• _SET PROBLEM_: Return all the entries exactly, keeping pictures out.

• _TASK INPUT_:
>>>>

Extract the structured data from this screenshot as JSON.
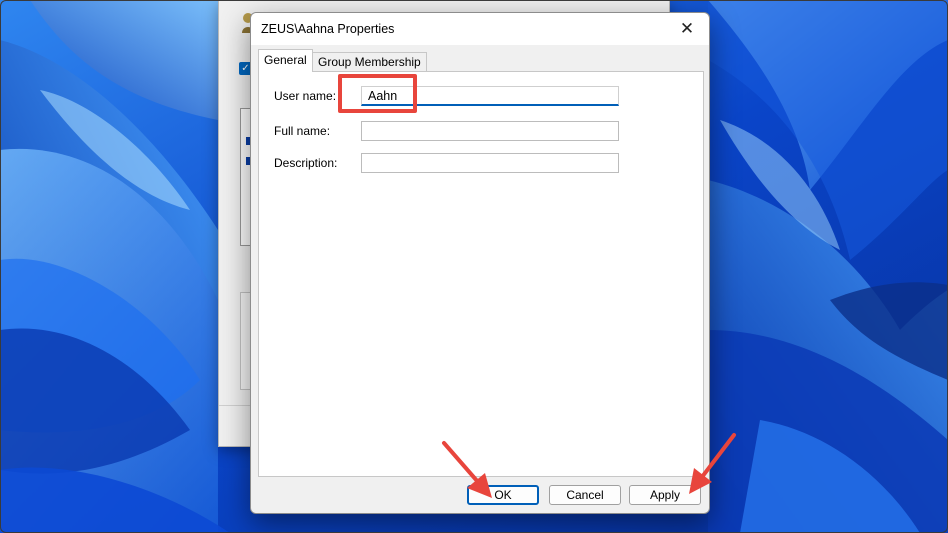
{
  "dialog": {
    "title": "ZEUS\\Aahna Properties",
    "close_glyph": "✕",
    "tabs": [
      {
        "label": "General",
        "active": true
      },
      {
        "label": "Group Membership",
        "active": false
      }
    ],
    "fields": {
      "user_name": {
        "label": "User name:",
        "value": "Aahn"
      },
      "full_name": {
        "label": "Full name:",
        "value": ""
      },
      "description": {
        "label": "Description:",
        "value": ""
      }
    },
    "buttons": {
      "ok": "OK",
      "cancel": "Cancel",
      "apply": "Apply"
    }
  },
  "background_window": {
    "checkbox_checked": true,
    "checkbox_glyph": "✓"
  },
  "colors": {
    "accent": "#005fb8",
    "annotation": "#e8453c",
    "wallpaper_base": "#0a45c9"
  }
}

<<<<

• _FINAL ANSWER_:
Extract the structured data from this screenshot as JSON.
{
  "dialog": {
    "title": "ZEUS\\Aahna Properties",
    "close_glyph": "✕",
    "tabs": [
      {
        "label": "General",
        "active": true
      },
      {
        "label": "Group Membership",
        "active": false
      }
    ],
    "fields": {
      "user_name": {
        "label": "User name:",
        "value": "Aahn"
      },
      "full_name": {
        "label": "Full name:",
        "value": ""
      },
      "description": {
        "label": "Description:",
        "value": ""
      }
    },
    "buttons": {
      "ok": "OK",
      "cancel": "Cancel",
      "apply": "Apply"
    }
  },
  "background_window": {
    "checkbox_checked": true,
    "checkbox_glyph": "✓"
  },
  "colors": {
    "accent": "#005fb8",
    "annotation": "#e8453c",
    "wallpaper_base": "#0a45c9"
  }
}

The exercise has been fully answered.